[DATA LINES]
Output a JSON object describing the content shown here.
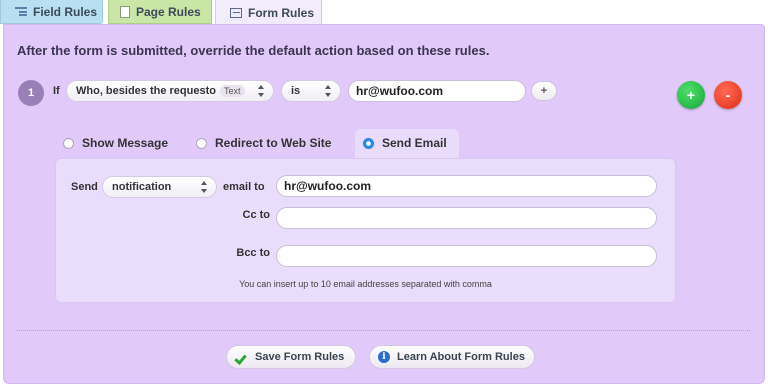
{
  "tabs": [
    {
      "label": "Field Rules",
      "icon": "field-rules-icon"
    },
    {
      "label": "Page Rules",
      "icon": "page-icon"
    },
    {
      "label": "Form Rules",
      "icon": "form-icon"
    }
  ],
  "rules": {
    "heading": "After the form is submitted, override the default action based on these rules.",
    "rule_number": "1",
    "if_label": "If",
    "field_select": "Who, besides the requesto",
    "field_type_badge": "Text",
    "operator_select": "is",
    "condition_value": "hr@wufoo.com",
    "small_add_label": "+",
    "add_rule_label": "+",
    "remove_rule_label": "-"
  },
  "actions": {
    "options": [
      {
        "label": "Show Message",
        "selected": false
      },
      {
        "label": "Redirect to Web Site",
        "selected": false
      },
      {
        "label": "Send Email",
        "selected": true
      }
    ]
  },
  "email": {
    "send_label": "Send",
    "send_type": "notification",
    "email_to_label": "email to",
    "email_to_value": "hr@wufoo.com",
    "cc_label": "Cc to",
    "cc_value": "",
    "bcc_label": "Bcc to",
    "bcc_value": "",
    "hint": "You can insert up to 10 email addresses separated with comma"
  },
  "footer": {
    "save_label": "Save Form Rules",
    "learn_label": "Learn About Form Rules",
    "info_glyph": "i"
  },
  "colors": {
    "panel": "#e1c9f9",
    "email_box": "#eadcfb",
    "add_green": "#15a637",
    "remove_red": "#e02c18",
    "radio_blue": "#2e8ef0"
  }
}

[TASK PROMPT] Leave out the pictures and retype every line above exactly.

[CORRECT RESPONSE]
Output a JSON object describing the content shown here.
{
  "tabs": [
    {
      "label": "Field Rules",
      "icon": "field-rules-icon"
    },
    {
      "label": "Page Rules",
      "icon": "page-icon"
    },
    {
      "label": "Form Rules",
      "icon": "form-icon"
    }
  ],
  "rules": {
    "heading": "After the form is submitted, override the default action based on these rules.",
    "rule_number": "1",
    "if_label": "If",
    "field_select": "Who, besides the requesto",
    "field_type_badge": "Text",
    "operator_select": "is",
    "condition_value": "hr@wufoo.com",
    "small_add_label": "+",
    "add_rule_label": "+",
    "remove_rule_label": "-"
  },
  "actions": {
    "options": [
      {
        "label": "Show Message",
        "selected": false
      },
      {
        "label": "Redirect to Web Site",
        "selected": false
      },
      {
        "label": "Send Email",
        "selected": true
      }
    ]
  },
  "email": {
    "send_label": "Send",
    "send_type": "notification",
    "email_to_label": "email to",
    "email_to_value": "hr@wufoo.com",
    "cc_label": "Cc to",
    "cc_value": "",
    "bcc_label": "Bcc to",
    "bcc_value": "",
    "hint": "You can insert up to 10 email addresses separated with comma"
  },
  "footer": {
    "save_label": "Save Form Rules",
    "learn_label": "Learn About Form Rules",
    "info_glyph": "i"
  },
  "colors": {
    "panel": "#e1c9f9",
    "email_box": "#eadcfb",
    "add_green": "#15a637",
    "remove_red": "#e02c18",
    "radio_blue": "#2e8ef0"
  }
}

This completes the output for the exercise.